What is needed. Check every line below for the word "marker" and show those that hold it.

═══

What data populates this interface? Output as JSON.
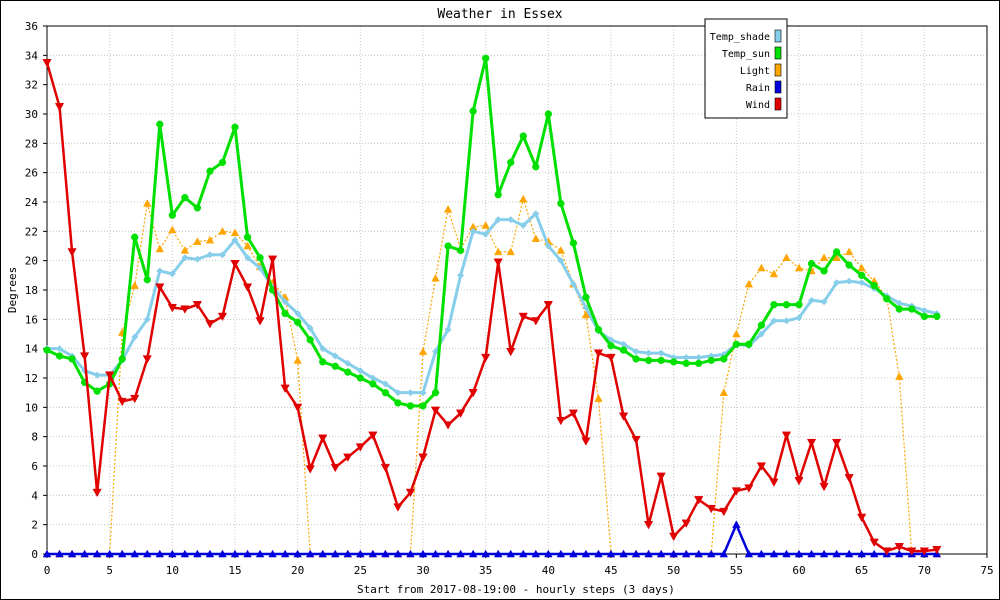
{
  "colors": {
    "Temp_shade": "#87ceeb",
    "Temp_sun": "#00e000",
    "Light": "#ffa500",
    "Rain": "#0000dd",
    "Wind": "#e00000"
  },
  "chart_data": {
    "type": "line",
    "title": "Weather in Essex",
    "xlabel": "Start from 2017-08-19:00 - hourly steps (3 days)",
    "ylabel": "Degrees",
    "xlim": [
      0,
      75
    ],
    "ylim": [
      0,
      36
    ],
    "x_ticks": [
      0,
      5,
      10,
      15,
      20,
      25,
      30,
      35,
      40,
      45,
      50,
      55,
      60,
      65,
      70,
      75
    ],
    "y_ticks": [
      0,
      2,
      4,
      6,
      8,
      10,
      12,
      14,
      16,
      18,
      20,
      22,
      24,
      26,
      28,
      30,
      32,
      34,
      36
    ],
    "grid": true,
    "legend_position": "top-right",
    "series": [
      {
        "name": "Temp_shade",
        "marker": "diamond",
        "line": "solid",
        "values": [
          14.0,
          14.0,
          13.5,
          12.5,
          12.2,
          12.2,
          13.2,
          14.8,
          16.0,
          19.3,
          19.1,
          20.2,
          20.1,
          20.4,
          20.4,
          21.4,
          20.2,
          19.5,
          18.2,
          17.2,
          16.4,
          15.4,
          14.0,
          13.5,
          13.0,
          12.5,
          12.0,
          11.6,
          11.0,
          11.0,
          11.0,
          13.8,
          15.3,
          19.0,
          22.0,
          21.8,
          22.8,
          22.8,
          22.4,
          23.2,
          21.0,
          20.0,
          18.4,
          16.8,
          15.2,
          14.6,
          14.3,
          13.8,
          13.7,
          13.7,
          13.4,
          13.4,
          13.4,
          13.5,
          13.6,
          14.3,
          14.2,
          15.0,
          15.9,
          15.9,
          16.1,
          17.3,
          17.2,
          18.5,
          18.6,
          18.5,
          18.1,
          17.6,
          17.1,
          16.9,
          16.6,
          16.4
        ]
      },
      {
        "name": "Temp_sun",
        "marker": "circle",
        "line": "solid",
        "values": [
          13.9,
          13.5,
          13.3,
          11.7,
          11.1,
          11.6,
          13.3,
          21.6,
          18.7,
          29.3,
          23.1,
          24.3,
          23.6,
          26.1,
          26.7,
          29.1,
          21.6,
          20.2,
          18.0,
          16.4,
          15.8,
          14.6,
          13.1,
          12.8,
          12.4,
          12.0,
          11.6,
          11.0,
          10.3,
          10.1,
          10.1,
          11.0,
          21.0,
          20.7,
          30.2,
          33.8,
          24.5,
          26.7,
          28.5,
          26.4,
          30.0,
          23.9,
          21.2,
          17.5,
          15.3,
          14.2,
          13.9,
          13.3,
          13.2,
          13.2,
          13.1,
          13.0,
          13.0,
          13.2,
          13.3,
          14.3,
          14.3,
          15.6,
          17.0,
          17.0,
          17.0,
          19.8,
          19.3,
          20.6,
          19.7,
          19.0,
          18.3,
          17.4,
          16.7,
          16.7,
          16.2,
          16.2
        ]
      },
      {
        "name": "Light",
        "marker": "triangle-up",
        "line": "dotted",
        "values": [
          0,
          0,
          0,
          0,
          0,
          0,
          15.1,
          18.3,
          23.9,
          20.8,
          22.1,
          20.7,
          21.3,
          21.4,
          22.0,
          21.9,
          21.0,
          19.6,
          18.5,
          17.5,
          13.2,
          0,
          0,
          0,
          0,
          0,
          0,
          0,
          0,
          0,
          13.8,
          18.8,
          23.5,
          20.8,
          22.3,
          22.4,
          20.6,
          20.6,
          24.2,
          21.5,
          21.3,
          20.7,
          18.4,
          16.3,
          10.6,
          0,
          0,
          0,
          0,
          0,
          0,
          0,
          0,
          0,
          11.0,
          15.0,
          18.4,
          19.5,
          19.1,
          20.2,
          19.5,
          19.3,
          20.2,
          20.2,
          20.6,
          19.5,
          18.6,
          17.5,
          12.1,
          0,
          0,
          0
        ]
      },
      {
        "name": "Rain",
        "marker": "triangle-up",
        "line": "solid",
        "values": [
          0,
          0,
          0,
          0,
          0,
          0,
          0,
          0,
          0,
          0,
          0,
          0,
          0,
          0,
          0,
          0,
          0,
          0,
          0,
          0,
          0,
          0,
          0,
          0,
          0,
          0,
          0,
          0,
          0,
          0,
          0,
          0,
          0,
          0,
          0,
          0,
          0,
          0,
          0,
          0,
          0,
          0,
          0,
          0,
          0,
          0,
          0,
          0,
          0,
          0,
          0,
          0,
          0,
          0,
          0,
          2.0,
          0,
          0,
          0,
          0,
          0,
          0,
          0,
          0,
          0,
          0,
          0,
          0,
          0,
          0,
          0,
          0
        ]
      },
      {
        "name": "Wind",
        "marker": "triangle-down",
        "line": "solid",
        "values": [
          33.5,
          30.5,
          20.6,
          13.5,
          4.2,
          12.2,
          10.4,
          10.6,
          13.3,
          18.2,
          16.8,
          16.7,
          17.0,
          15.7,
          16.2,
          19.8,
          18.2,
          15.9,
          20.1,
          11.3,
          10.0,
          5.8,
          7.9,
          5.9,
          6.6,
          7.3,
          8.1,
          5.9,
          3.2,
          4.2,
          6.6,
          9.8,
          8.8,
          9.6,
          11.0,
          13.4,
          19.9,
          13.8,
          16.2,
          15.9,
          17.0,
          9.1,
          9.6,
          7.7,
          13.7,
          13.4,
          9.4,
          7.8,
          2.0,
          5.3,
          1.2,
          2.1,
          3.7,
          3.1,
          2.9,
          4.3,
          4.5,
          6.0,
          4.9,
          8.1,
          5.0,
          7.6,
          4.6,
          7.6,
          5.2,
          2.5,
          0.8,
          0.2,
          0.5,
          0.2,
          0.2,
          0.3
        ]
      }
    ]
  }
}
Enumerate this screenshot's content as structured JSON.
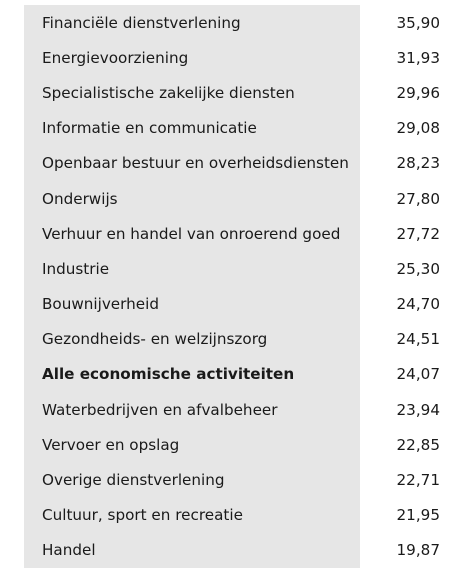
{
  "rows": [
    {
      "label": "Financiële dienstverlening",
      "value": "35,90",
      "bold": false
    },
    {
      "label": "Energievoorziening",
      "value": "31,93",
      "bold": false
    },
    {
      "label": "Specialistische zakelijke diensten",
      "value": "29,96",
      "bold": false
    },
    {
      "label": "Informatie en communicatie",
      "value": "29,08",
      "bold": false
    },
    {
      "label": "Openbaar bestuur en overheidsdiensten",
      "value": "28,23",
      "bold": false
    },
    {
      "label": "Onderwijs",
      "value": "27,80",
      "bold": false
    },
    {
      "label": "Verhuur en handel van onroerend goed",
      "value": "27,72",
      "bold": false
    },
    {
      "label": "Industrie",
      "value": "25,30",
      "bold": false
    },
    {
      "label": "Bouwnijverheid",
      "value": "24,70",
      "bold": false
    },
    {
      "label": "Gezondheids- en welzijnszorg",
      "value": "24,51",
      "bold": false
    },
    {
      "label": "Alle economische activiteiten",
      "value": "24,07",
      "bold": true
    },
    {
      "label": "Waterbedrijven en afvalbeheer",
      "value": "23,94",
      "bold": false
    },
    {
      "label": "Vervoer en opslag",
      "value": "22,85",
      "bold": false
    },
    {
      "label": "Overige dienstverlening",
      "value": "22,71",
      "bold": false
    },
    {
      "label": "Cultuur, sport en recreatie",
      "value": "21,95",
      "bold": false
    },
    {
      "label": "Handel",
      "value": "19,87",
      "bold": false
    }
  ]
}
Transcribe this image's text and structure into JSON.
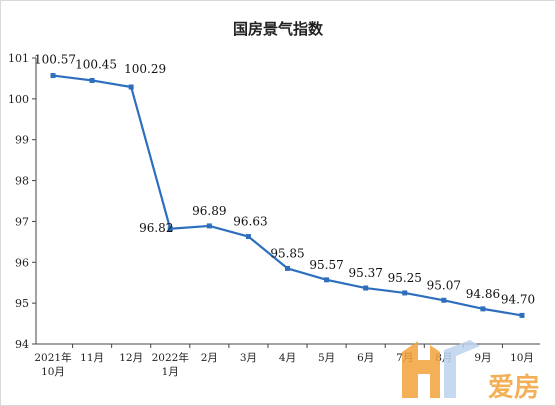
{
  "chart_data": {
    "type": "line",
    "title": "国房景气指数",
    "categories": [
      [
        "2021年",
        "10月"
      ],
      [
        "11月"
      ],
      [
        "12月"
      ],
      [
        "2022年",
        "1月"
      ],
      [
        "2月"
      ],
      [
        "3月"
      ],
      [
        "4月"
      ],
      [
        "5月"
      ],
      [
        "6月"
      ],
      [
        "7月"
      ],
      [
        "8月"
      ],
      [
        "9月"
      ],
      [
        "10月"
      ]
    ],
    "series": [
      {
        "values": [
          100.57,
          100.45,
          100.29,
          96.82,
          96.89,
          96.63,
          95.85,
          95.57,
          95.37,
          95.25,
          95.07,
          94.86,
          94.7
        ],
        "color": "#2e6fbd"
      }
    ],
    "ylim": [
      94,
      101
    ],
    "yticks": [
      94,
      95,
      96,
      97,
      98,
      99,
      100,
      101
    ],
    "grid": false,
    "legend": "none"
  },
  "watermark": {
    "text": "爱房",
    "colors": [
      "#f2a33a",
      "#bcd3ee"
    ]
  }
}
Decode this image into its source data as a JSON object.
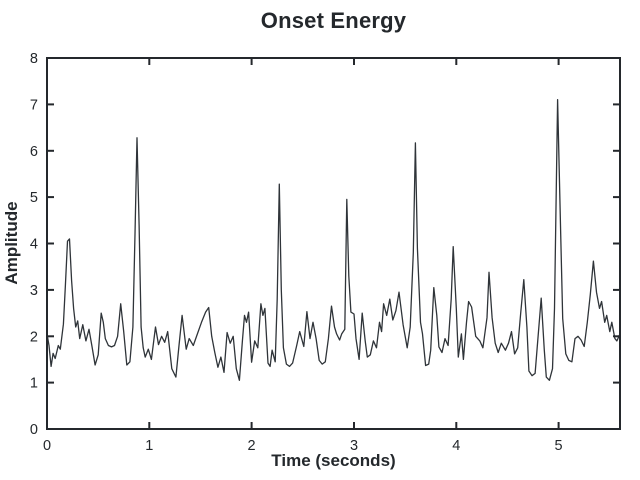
{
  "chart_data": {
    "type": "line",
    "title": "Onset Energy",
    "xlabel": "Time (seconds)",
    "ylabel": "Amplitude",
    "xlim": [
      0,
      5.6
    ],
    "ylim": [
      0,
      8
    ],
    "xticks": [
      0,
      1,
      2,
      3,
      4,
      5
    ],
    "yticks": [
      0,
      1,
      2,
      3,
      4,
      5,
      6,
      7,
      8
    ],
    "grid": false,
    "box": true,
    "legend": null,
    "line_color": "#2f3439",
    "axis_color": "#24282c",
    "background_color": "#ffffff",
    "series": [
      {
        "name": "onset energy",
        "points": [
          [
            0.0,
            2.05
          ],
          [
            0.02,
            1.8
          ],
          [
            0.04,
            1.35
          ],
          [
            0.06,
            1.63
          ],
          [
            0.08,
            1.52
          ],
          [
            0.11,
            1.8
          ],
          [
            0.13,
            1.72
          ],
          [
            0.16,
            2.26
          ],
          [
            0.18,
            3.1
          ],
          [
            0.2,
            4.05
          ],
          [
            0.22,
            4.1
          ],
          [
            0.24,
            3.2
          ],
          [
            0.26,
            2.6
          ],
          [
            0.28,
            2.2
          ],
          [
            0.3,
            2.33
          ],
          [
            0.32,
            1.95
          ],
          [
            0.35,
            2.25
          ],
          [
            0.38,
            1.9
          ],
          [
            0.41,
            2.15
          ],
          [
            0.44,
            1.78
          ],
          [
            0.47,
            1.38
          ],
          [
            0.5,
            1.6
          ],
          [
            0.53,
            2.5
          ],
          [
            0.55,
            2.3
          ],
          [
            0.57,
            1.95
          ],
          [
            0.6,
            1.8
          ],
          [
            0.63,
            1.77
          ],
          [
            0.66,
            1.8
          ],
          [
            0.69,
            2.0
          ],
          [
            0.72,
            2.7
          ],
          [
            0.75,
            2.1
          ],
          [
            0.78,
            1.38
          ],
          [
            0.81,
            1.45
          ],
          [
            0.84,
            2.2
          ],
          [
            0.86,
            4.2
          ],
          [
            0.88,
            6.28
          ],
          [
            0.9,
            4.4
          ],
          [
            0.92,
            2.2
          ],
          [
            0.94,
            1.75
          ],
          [
            0.96,
            1.55
          ],
          [
            0.99,
            1.72
          ],
          [
            1.02,
            1.5
          ],
          [
            1.06,
            2.2
          ],
          [
            1.09,
            1.82
          ],
          [
            1.12,
            2.0
          ],
          [
            1.15,
            1.87
          ],
          [
            1.18,
            2.1
          ],
          [
            1.22,
            1.3
          ],
          [
            1.26,
            1.12
          ],
          [
            1.29,
            1.8
          ],
          [
            1.32,
            2.45
          ],
          [
            1.36,
            1.72
          ],
          [
            1.39,
            1.95
          ],
          [
            1.43,
            1.8
          ],
          [
            1.47,
            2.05
          ],
          [
            1.51,
            2.3
          ],
          [
            1.55,
            2.52
          ],
          [
            1.58,
            2.62
          ],
          [
            1.61,
            2.0
          ],
          [
            1.64,
            1.65
          ],
          [
            1.67,
            1.33
          ],
          [
            1.7,
            1.55
          ],
          [
            1.73,
            1.22
          ],
          [
            1.76,
            2.08
          ],
          [
            1.79,
            1.85
          ],
          [
            1.82,
            2.0
          ],
          [
            1.85,
            1.3
          ],
          [
            1.88,
            1.05
          ],
          [
            1.91,
            1.9
          ],
          [
            1.93,
            2.45
          ],
          [
            1.95,
            2.3
          ],
          [
            1.97,
            2.52
          ],
          [
            2.0,
            1.44
          ],
          [
            2.03,
            1.9
          ],
          [
            2.06,
            1.75
          ],
          [
            2.09,
            2.7
          ],
          [
            2.11,
            2.45
          ],
          [
            2.13,
            2.6
          ],
          [
            2.16,
            1.42
          ],
          [
            2.18,
            1.35
          ],
          [
            2.2,
            1.7
          ],
          [
            2.23,
            1.45
          ],
          [
            2.25,
            2.8
          ],
          [
            2.27,
            5.28
          ],
          [
            2.29,
            3.0
          ],
          [
            2.31,
            1.75
          ],
          [
            2.34,
            1.4
          ],
          [
            2.37,
            1.35
          ],
          [
            2.4,
            1.42
          ],
          [
            2.44,
            1.8
          ],
          [
            2.47,
            2.1
          ],
          [
            2.51,
            1.78
          ],
          [
            2.54,
            2.53
          ],
          [
            2.57,
            1.95
          ],
          [
            2.6,
            2.3
          ],
          [
            2.63,
            1.95
          ],
          [
            2.66,
            1.48
          ],
          [
            2.69,
            1.4
          ],
          [
            2.72,
            1.45
          ],
          [
            2.75,
            1.95
          ],
          [
            2.78,
            2.65
          ],
          [
            2.81,
            2.2
          ],
          [
            2.83,
            2.05
          ],
          [
            2.86,
            1.92
          ],
          [
            2.88,
            2.05
          ],
          [
            2.91,
            2.15
          ],
          [
            2.93,
            4.95
          ],
          [
            2.95,
            3.3
          ],
          [
            2.97,
            2.52
          ],
          [
            3.0,
            2.48
          ],
          [
            3.02,
            1.95
          ],
          [
            3.05,
            1.5
          ],
          [
            3.08,
            2.5
          ],
          [
            3.11,
            1.9
          ],
          [
            3.13,
            1.55
          ],
          [
            3.16,
            1.6
          ],
          [
            3.19,
            1.9
          ],
          [
            3.22,
            1.75
          ],
          [
            3.25,
            2.3
          ],
          [
            3.27,
            2.1
          ],
          [
            3.29,
            2.7
          ],
          [
            3.32,
            2.45
          ],
          [
            3.35,
            2.8
          ],
          [
            3.38,
            2.35
          ],
          [
            3.41,
            2.55
          ],
          [
            3.44,
            2.95
          ],
          [
            3.48,
            2.25
          ],
          [
            3.52,
            1.75
          ],
          [
            3.55,
            2.2
          ],
          [
            3.58,
            3.8
          ],
          [
            3.6,
            6.17
          ],
          [
            3.62,
            3.9
          ],
          [
            3.65,
            2.3
          ],
          [
            3.67,
            2.05
          ],
          [
            3.7,
            1.37
          ],
          [
            3.73,
            1.4
          ],
          [
            3.75,
            1.7
          ],
          [
            3.78,
            3.05
          ],
          [
            3.81,
            2.45
          ],
          [
            3.83,
            1.77
          ],
          [
            3.86,
            1.65
          ],
          [
            3.89,
            1.95
          ],
          [
            3.92,
            1.8
          ],
          [
            3.95,
            2.8
          ],
          [
            3.97,
            3.93
          ],
          [
            4.0,
            2.6
          ],
          [
            4.02,
            1.55
          ],
          [
            4.05,
            2.05
          ],
          [
            4.07,
            1.5
          ],
          [
            4.1,
            2.3
          ],
          [
            4.12,
            2.75
          ],
          [
            4.15,
            2.63
          ],
          [
            4.19,
            2.0
          ],
          [
            4.23,
            1.9
          ],
          [
            4.26,
            1.75
          ],
          [
            4.3,
            2.4
          ],
          [
            4.32,
            3.38
          ],
          [
            4.35,
            2.4
          ],
          [
            4.38,
            1.85
          ],
          [
            4.41,
            1.65
          ],
          [
            4.44,
            1.85
          ],
          [
            4.48,
            1.7
          ],
          [
            4.51,
            1.85
          ],
          [
            4.54,
            2.1
          ],
          [
            4.57,
            1.62
          ],
          [
            4.6,
            1.75
          ],
          [
            4.63,
            2.5
          ],
          [
            4.66,
            3.22
          ],
          [
            4.69,
            2.2
          ],
          [
            4.71,
            1.25
          ],
          [
            4.74,
            1.15
          ],
          [
            4.77,
            1.2
          ],
          [
            4.8,
            2.0
          ],
          [
            4.83,
            2.82
          ],
          [
            4.86,
            1.7
          ],
          [
            4.88,
            1.12
          ],
          [
            4.91,
            1.05
          ],
          [
            4.94,
            1.3
          ],
          [
            4.96,
            2.6
          ],
          [
            4.99,
            7.1
          ],
          [
            5.02,
            4.2
          ],
          [
            5.04,
            2.38
          ],
          [
            5.07,
            1.62
          ],
          [
            5.1,
            1.48
          ],
          [
            5.13,
            1.45
          ],
          [
            5.16,
            1.95
          ],
          [
            5.19,
            2.0
          ],
          [
            5.22,
            1.92
          ],
          [
            5.25,
            1.78
          ],
          [
            5.28,
            2.3
          ],
          [
            5.31,
            2.9
          ],
          [
            5.34,
            3.62
          ],
          [
            5.37,
            2.95
          ],
          [
            5.4,
            2.6
          ],
          [
            5.42,
            2.75
          ],
          [
            5.45,
            2.3
          ],
          [
            5.47,
            2.45
          ],
          [
            5.5,
            2.1
          ],
          [
            5.52,
            2.3
          ],
          [
            5.55,
            1.95
          ],
          [
            5.57,
            1.9
          ],
          [
            5.6,
            2.05
          ]
        ]
      }
    ]
  }
}
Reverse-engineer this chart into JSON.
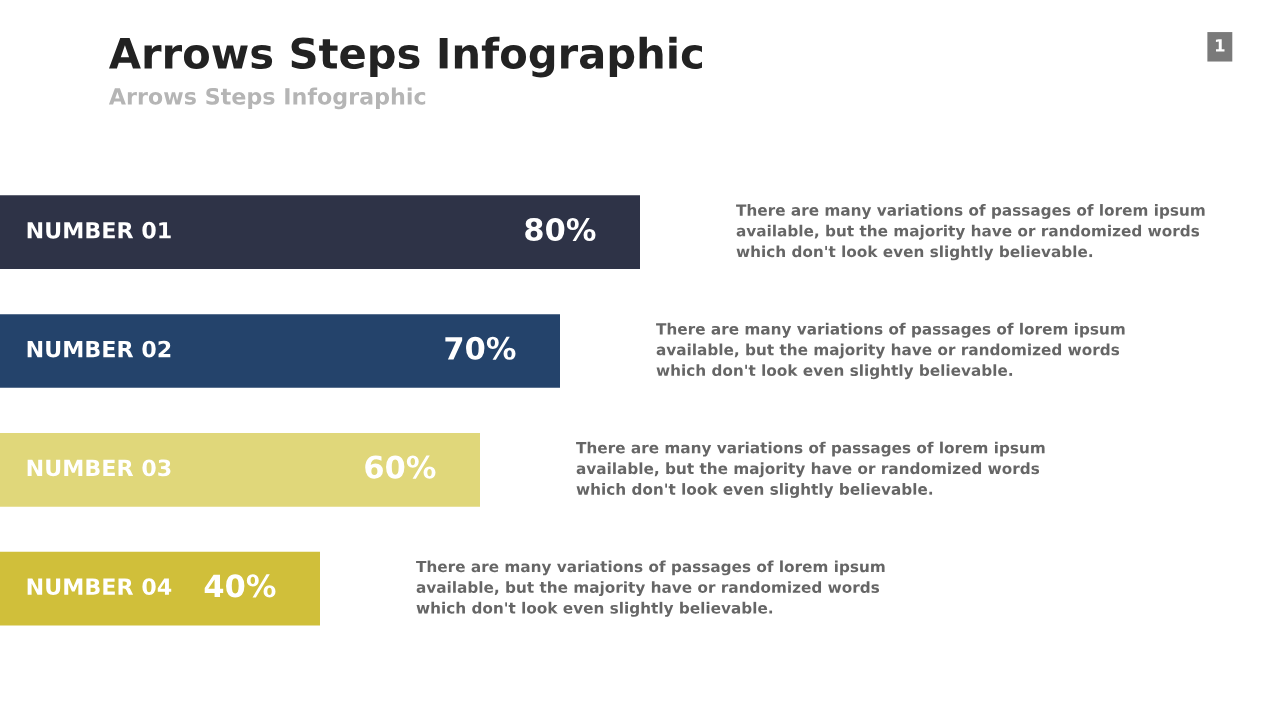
{
  "chart_data": {
    "type": "bar",
    "orientation": "horizontal",
    "title": "Arrows Steps Infographic",
    "subtitle": "Arrows Steps Infographic",
    "categories": [
      "NUMBER 01",
      "NUMBER 02",
      "NUMBER 03",
      "NUMBER 04"
    ],
    "values": [
      80,
      70,
      60,
      40
    ],
    "colors": [
      "#2e3347",
      "#24436b",
      "#e0d77a",
      "#d0bf3a"
    ],
    "value_labels": [
      "80%",
      "70%",
      "60%",
      "40%"
    ],
    "annotations": [
      "There are many variations of passages of lorem ipsum\navailable, but the majority have or randomized words\nwhich don't look even slightly believable.",
      "There are many variations of passages of lorem ipsum\navailable, but the majority have or randomized words\nwhich don't look even slightly believable.",
      "There are many variations of passages of lorem ipsum\navailable, but the majority have or randomized words\nwhich don't look even slightly believable.",
      "There are many variations of passages of lorem ipsum\navailable, but the majority have or randomized words\nwhich don't look even slightly believable.",
      "1"
    ]
  }
}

═══

Task result.
        "marker": "diamond",
        "marker": "circle",
        "marker": "triangle-up",
        "marker": "triangle-up",
        "marker": "triangle-down",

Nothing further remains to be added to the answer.